#### GIVEN REQUEST
Rewrite everything from the start of the records down to the line containing "293, 128, 311]", with "Account" replaced by "Profile" and nothing else changed.

[STORED DATA start]

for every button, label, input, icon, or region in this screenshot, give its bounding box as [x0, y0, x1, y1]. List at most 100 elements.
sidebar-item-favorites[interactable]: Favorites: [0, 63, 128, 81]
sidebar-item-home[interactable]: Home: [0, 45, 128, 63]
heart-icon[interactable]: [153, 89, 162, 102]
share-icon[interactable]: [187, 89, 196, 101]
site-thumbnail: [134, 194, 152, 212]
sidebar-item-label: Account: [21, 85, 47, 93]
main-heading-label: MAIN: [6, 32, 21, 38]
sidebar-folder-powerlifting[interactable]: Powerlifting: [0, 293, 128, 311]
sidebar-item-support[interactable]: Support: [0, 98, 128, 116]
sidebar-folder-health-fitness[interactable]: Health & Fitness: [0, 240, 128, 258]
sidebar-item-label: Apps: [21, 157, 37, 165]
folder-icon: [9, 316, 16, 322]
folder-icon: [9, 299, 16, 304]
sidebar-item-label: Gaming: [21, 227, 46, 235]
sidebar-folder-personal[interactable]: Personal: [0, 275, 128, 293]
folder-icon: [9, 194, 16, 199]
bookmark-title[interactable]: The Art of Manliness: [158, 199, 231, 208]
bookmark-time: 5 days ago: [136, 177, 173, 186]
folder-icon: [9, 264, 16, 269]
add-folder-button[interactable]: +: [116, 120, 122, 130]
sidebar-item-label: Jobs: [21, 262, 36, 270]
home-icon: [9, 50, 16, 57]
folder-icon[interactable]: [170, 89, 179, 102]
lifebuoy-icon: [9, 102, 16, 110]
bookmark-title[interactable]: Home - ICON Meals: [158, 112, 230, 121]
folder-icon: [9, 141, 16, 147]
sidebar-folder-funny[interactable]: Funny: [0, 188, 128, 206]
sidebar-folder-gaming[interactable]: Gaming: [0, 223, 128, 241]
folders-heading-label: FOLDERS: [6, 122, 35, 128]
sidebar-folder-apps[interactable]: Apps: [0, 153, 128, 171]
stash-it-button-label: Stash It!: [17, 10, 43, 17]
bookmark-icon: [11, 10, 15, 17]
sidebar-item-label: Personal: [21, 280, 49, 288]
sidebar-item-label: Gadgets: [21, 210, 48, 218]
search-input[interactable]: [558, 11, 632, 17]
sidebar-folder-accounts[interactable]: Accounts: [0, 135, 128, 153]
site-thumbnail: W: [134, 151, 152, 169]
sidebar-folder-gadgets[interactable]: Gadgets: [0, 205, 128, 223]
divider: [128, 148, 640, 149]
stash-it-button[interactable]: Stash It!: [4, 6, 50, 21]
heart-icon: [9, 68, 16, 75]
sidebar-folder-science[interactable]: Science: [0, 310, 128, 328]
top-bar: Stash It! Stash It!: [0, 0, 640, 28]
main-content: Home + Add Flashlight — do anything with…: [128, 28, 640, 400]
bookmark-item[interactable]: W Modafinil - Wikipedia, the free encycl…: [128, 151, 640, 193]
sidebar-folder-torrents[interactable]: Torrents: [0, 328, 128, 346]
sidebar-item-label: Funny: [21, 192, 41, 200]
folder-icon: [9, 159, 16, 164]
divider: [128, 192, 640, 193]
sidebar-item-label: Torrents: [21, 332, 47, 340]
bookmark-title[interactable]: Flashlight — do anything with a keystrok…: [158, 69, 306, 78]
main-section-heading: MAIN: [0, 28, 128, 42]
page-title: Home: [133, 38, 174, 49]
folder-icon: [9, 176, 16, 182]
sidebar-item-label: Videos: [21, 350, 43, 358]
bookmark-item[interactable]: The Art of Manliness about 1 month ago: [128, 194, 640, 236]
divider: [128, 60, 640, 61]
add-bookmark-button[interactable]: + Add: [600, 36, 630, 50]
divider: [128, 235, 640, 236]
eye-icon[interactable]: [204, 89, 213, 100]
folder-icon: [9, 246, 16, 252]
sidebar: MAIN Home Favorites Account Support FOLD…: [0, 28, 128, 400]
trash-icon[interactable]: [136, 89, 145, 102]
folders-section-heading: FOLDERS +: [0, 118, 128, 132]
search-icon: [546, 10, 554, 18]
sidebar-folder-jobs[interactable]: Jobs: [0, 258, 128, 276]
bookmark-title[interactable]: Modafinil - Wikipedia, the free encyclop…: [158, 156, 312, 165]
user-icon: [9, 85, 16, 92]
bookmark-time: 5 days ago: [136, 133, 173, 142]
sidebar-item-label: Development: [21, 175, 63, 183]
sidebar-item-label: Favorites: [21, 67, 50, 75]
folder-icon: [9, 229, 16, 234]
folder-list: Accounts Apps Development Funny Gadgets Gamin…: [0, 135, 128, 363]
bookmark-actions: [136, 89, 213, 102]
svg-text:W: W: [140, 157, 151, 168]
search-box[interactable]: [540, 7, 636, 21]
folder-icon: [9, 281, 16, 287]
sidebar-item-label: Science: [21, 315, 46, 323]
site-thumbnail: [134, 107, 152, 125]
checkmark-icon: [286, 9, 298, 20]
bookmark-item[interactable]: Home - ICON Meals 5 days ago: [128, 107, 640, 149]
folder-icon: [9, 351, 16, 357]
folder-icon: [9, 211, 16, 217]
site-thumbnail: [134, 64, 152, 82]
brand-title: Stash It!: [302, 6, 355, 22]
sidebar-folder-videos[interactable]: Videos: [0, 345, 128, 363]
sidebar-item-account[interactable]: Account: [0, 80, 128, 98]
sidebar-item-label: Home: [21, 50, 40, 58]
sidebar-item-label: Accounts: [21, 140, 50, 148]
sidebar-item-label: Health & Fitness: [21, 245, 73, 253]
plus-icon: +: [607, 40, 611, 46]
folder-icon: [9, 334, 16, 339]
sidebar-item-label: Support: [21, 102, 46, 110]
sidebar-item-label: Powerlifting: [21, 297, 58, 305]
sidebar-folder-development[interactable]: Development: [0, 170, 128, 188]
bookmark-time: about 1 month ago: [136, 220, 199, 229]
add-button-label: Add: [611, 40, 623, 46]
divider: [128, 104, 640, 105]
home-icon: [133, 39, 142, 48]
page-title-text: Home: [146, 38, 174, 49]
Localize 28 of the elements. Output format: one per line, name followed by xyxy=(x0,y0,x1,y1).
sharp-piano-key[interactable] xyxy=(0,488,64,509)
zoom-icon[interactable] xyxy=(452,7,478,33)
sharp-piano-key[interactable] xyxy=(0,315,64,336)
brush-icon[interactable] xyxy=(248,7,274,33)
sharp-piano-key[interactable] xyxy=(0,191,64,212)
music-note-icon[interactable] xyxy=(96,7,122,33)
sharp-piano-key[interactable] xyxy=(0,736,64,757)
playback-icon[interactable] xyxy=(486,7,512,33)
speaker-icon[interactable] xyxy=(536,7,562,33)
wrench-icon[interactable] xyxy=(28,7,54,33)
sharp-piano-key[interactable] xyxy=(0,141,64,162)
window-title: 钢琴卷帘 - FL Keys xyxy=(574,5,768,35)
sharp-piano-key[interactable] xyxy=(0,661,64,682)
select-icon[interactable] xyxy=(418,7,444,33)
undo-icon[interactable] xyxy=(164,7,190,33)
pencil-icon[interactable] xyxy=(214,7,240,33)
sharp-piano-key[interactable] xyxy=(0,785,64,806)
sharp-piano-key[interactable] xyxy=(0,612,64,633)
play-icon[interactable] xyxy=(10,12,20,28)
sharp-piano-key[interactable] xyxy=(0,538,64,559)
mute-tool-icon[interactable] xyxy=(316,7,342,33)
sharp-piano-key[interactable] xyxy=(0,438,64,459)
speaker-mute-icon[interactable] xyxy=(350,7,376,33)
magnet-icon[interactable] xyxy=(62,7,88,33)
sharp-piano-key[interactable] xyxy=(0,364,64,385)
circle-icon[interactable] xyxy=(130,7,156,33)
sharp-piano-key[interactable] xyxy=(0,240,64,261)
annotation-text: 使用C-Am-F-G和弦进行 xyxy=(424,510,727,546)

[STORED DATA end]

#### EXPECTED OUTPUT
for every button, label, input, icon, or region in this screenshot, give its bounding box as [x0, y0, x1, y1]. List at most 100 elements.
sidebar-item-favorites[interactable]: Favorites: [0, 63, 128, 81]
sidebar-item-home[interactable]: Home: [0, 45, 128, 63]
heart-icon[interactable]: [153, 89, 162, 102]
share-icon[interactable]: [187, 89, 196, 101]
site-thumbnail: [134, 194, 152, 212]
sidebar-item-label: Profile: [21, 85, 47, 93]
main-heading-label: MAIN: [6, 32, 21, 38]
sidebar-folder-powerlifting[interactable]: Powerlifting: [0, 293, 128, 311]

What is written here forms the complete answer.